# Task description
In the review of Things to Come below, which actor plays the former student Fabien?

# Document

##############################

TIFF 2016: Things to Come Review

Special Presentations

I could not bring myself to enjoy Mia Hansen-Løve’s Things To Come. Despite a strong performance by Isabelle Huppert, the script is both too verbose and too empty to make for a memorable film. 

Huppert plays Nathalie, a jaded philosophy professor who witnesses the crumbling of her life, and attempts to re-energize it by matching wits and spirit with a former student, Fabien (Roman Kolinka). A problem that I had with this film is that characters constantly deliver expository dialogue. Nathalie essentially summarizes the plot of the film in the car with Fabien: saying that she’s found freedom and a new lease on life with him. Obviously.

##############################

# Visual layout annotation records

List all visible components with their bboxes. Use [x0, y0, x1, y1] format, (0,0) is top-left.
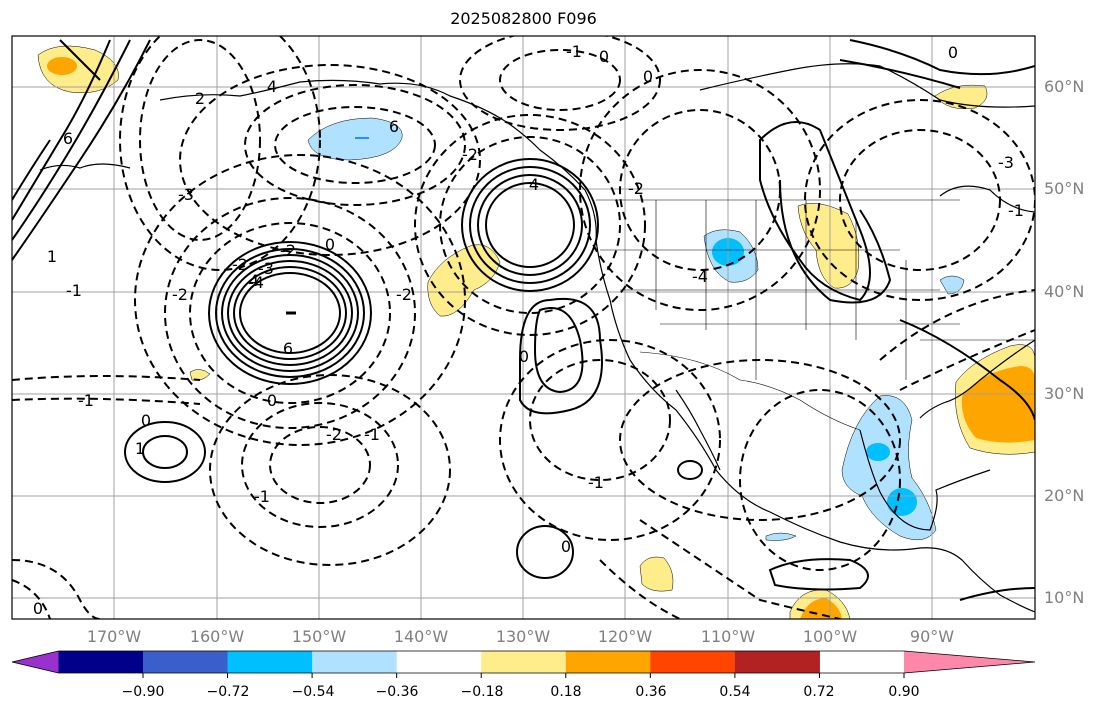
negative-contours	[12, 36, 1035, 619]
lon-label: 140°W	[393, 627, 449, 646]
shade-pos-pacific-south	[639, 556, 674, 592]
contour-label: 0	[561, 537, 571, 556]
colorbar-tick-label: −0.90	[121, 684, 165, 700]
contour-label: 0	[267, 391, 277, 410]
colorbar-tick-label: 0.36	[635, 684, 667, 700]
colorbar-extend-min	[12, 651, 59, 673]
lat-label: 40°N	[1044, 282, 1085, 301]
colorbar-segment	[312, 651, 398, 673]
lat-label: 60°N	[1044, 77, 1085, 96]
contour-label: 0	[519, 347, 529, 366]
contour-label: -2	[280, 241, 296, 260]
shade-neg-gulf-core2	[887, 488, 917, 516]
shade-pos-nw-core	[47, 57, 77, 75]
colorbar-segment	[58, 651, 144, 673]
contour-label: -3	[998, 153, 1014, 172]
contour-label: -3	[178, 185, 194, 204]
contour-label: 0	[325, 235, 335, 254]
lat-label: 50°N	[1044, 179, 1085, 198]
map-border	[11, 35, 1036, 620]
colorbar-tick-label: −0.72	[206, 684, 250, 700]
lon-label: 170°W	[86, 627, 142, 646]
shade-neg-gulf-core1	[866, 443, 890, 461]
lon-label: 130°W	[495, 627, 551, 646]
contour-label: 6	[63, 129, 73, 148]
contour-label: -2	[628, 179, 644, 198]
colorbar-segment	[143, 651, 229, 673]
contour-label: 0	[643, 67, 653, 86]
colorbar-tick-label: 0.54	[719, 684, 751, 700]
contour-label: 4	[529, 175, 539, 194]
contour-label: 0	[141, 411, 151, 430]
contour-label: -1	[364, 425, 380, 444]
lon-label: 160°W	[189, 627, 245, 646]
contour-label: 6	[283, 339, 293, 358]
contour-label: -1	[254, 487, 270, 506]
contour-label: 2	[195, 89, 205, 108]
lat-label: 30°N	[1044, 384, 1085, 403]
shade-pos-plains	[797, 203, 860, 289]
contour-label: -1	[566, 42, 582, 61]
contour-label: -1	[66, 281, 82, 300]
contour-label: 1	[47, 247, 57, 266]
shade-pos-southeast-core	[961, 366, 1035, 443]
colorbar-outline	[11, 650, 1036, 674]
contour-label: 4	[267, 77, 277, 96]
contour-label: -2	[326, 425, 342, 444]
shaded-anomalies	[37, 45, 1035, 619]
contour-label: -3	[258, 259, 274, 278]
contour-label: 0	[33, 599, 43, 618]
colorbar-tick-label: 0.72	[803, 684, 835, 700]
colorbar	[11, 650, 1036, 678]
colorbar-extend-max	[904, 651, 1035, 673]
colorbar-tick-label: 0.90	[888, 684, 920, 700]
contour-label: -1	[1008, 201, 1024, 220]
colorbar-segment	[565, 651, 651, 673]
colorbar-tick-label: −0.18	[460, 684, 504, 700]
contour-label: -4	[248, 273, 264, 292]
lat-label: 20°N	[1044, 486, 1085, 505]
lon-label: 90°W	[909, 627, 955, 646]
contour-label: -1	[588, 473, 604, 492]
contour-label: -4	[692, 267, 708, 286]
contour-label: -2	[172, 285, 188, 304]
shade-pos-equatorial-core	[800, 598, 842, 619]
lon-label: 120°W	[597, 627, 653, 646]
map-title: 2025082800 F096	[450, 9, 597, 28]
positive-contours	[12, 39, 1035, 601]
contour-label: 0	[599, 47, 609, 66]
shade-neg-small	[765, 532, 797, 541]
political-borders	[596, 199, 1035, 431]
colorbar-tick-label: 0.18	[550, 684, 582, 700]
colorbar-segment	[396, 651, 482, 673]
contour-label: -2	[396, 285, 412, 304]
contour-label: 6	[389, 117, 399, 136]
lon-label: 100°W	[802, 627, 858, 646]
colorbar-segment	[650, 651, 736, 673]
graticule	[12, 36, 1035, 619]
shade-neg-lakes	[939, 275, 965, 295]
lat-label: 10°N	[1044, 588, 1085, 607]
lon-label: 110°W	[700, 627, 756, 646]
contour-label: -2	[462, 145, 478, 164]
colorbar-tick-label: −0.36	[375, 684, 419, 700]
contour-label: 0	[948, 43, 958, 62]
contour-labels: -1 0 0 0 6 4 2 -3 -2 -1 1 -2 -4 -3 4 6 -…	[33, 42, 1024, 618]
coastlines	[39, 63, 1035, 613]
contour-label: -1	[78, 391, 94, 410]
lon-label: 150°W	[291, 627, 347, 646]
contour-label: -2	[232, 255, 248, 274]
colorbar-tick-label: −0.54	[291, 684, 335, 700]
colorbar-segment	[734, 651, 820, 673]
colorbar-segment	[227, 651, 313, 673]
contour-label: 4	[249, 271, 259, 290]
contour-label: 1	[135, 439, 145, 458]
colorbar-segment	[481, 651, 567, 673]
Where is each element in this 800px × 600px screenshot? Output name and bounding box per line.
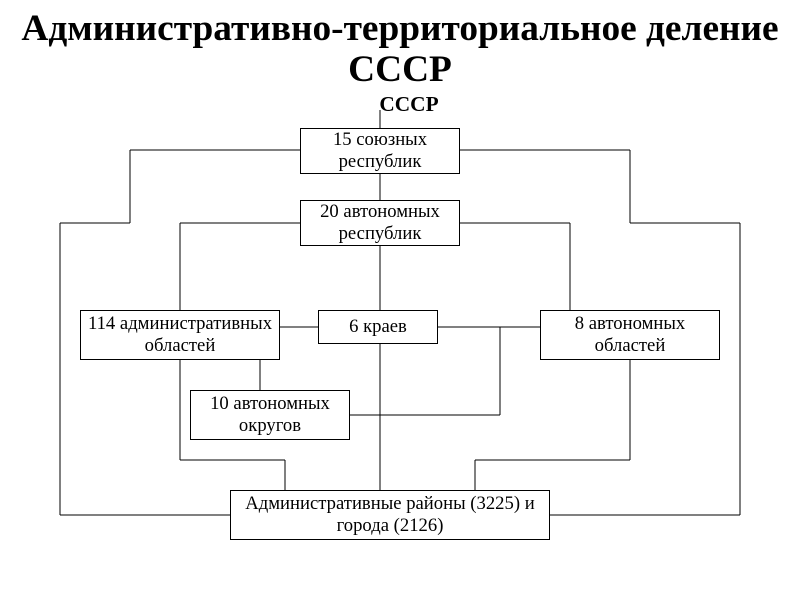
node-autonomous-okrugs: 10 автономных округов xyxy=(190,390,350,440)
node-autonomous-republics: 20 автономных республик xyxy=(300,200,460,246)
node-krai: 6 краев xyxy=(318,310,438,344)
node-admin-raions-cities: Административные районы (3225) и города … xyxy=(230,490,550,540)
node-autonomous-oblasts: 8 автономных областей xyxy=(540,310,720,360)
node-union-republics: 15 союзных республик xyxy=(300,128,460,174)
node-root: СССР xyxy=(368,92,450,110)
node-admin-oblasts: 114 административных областей xyxy=(80,310,280,360)
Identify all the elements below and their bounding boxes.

##############################

# Output below
Roman Kolinka plays Fabien.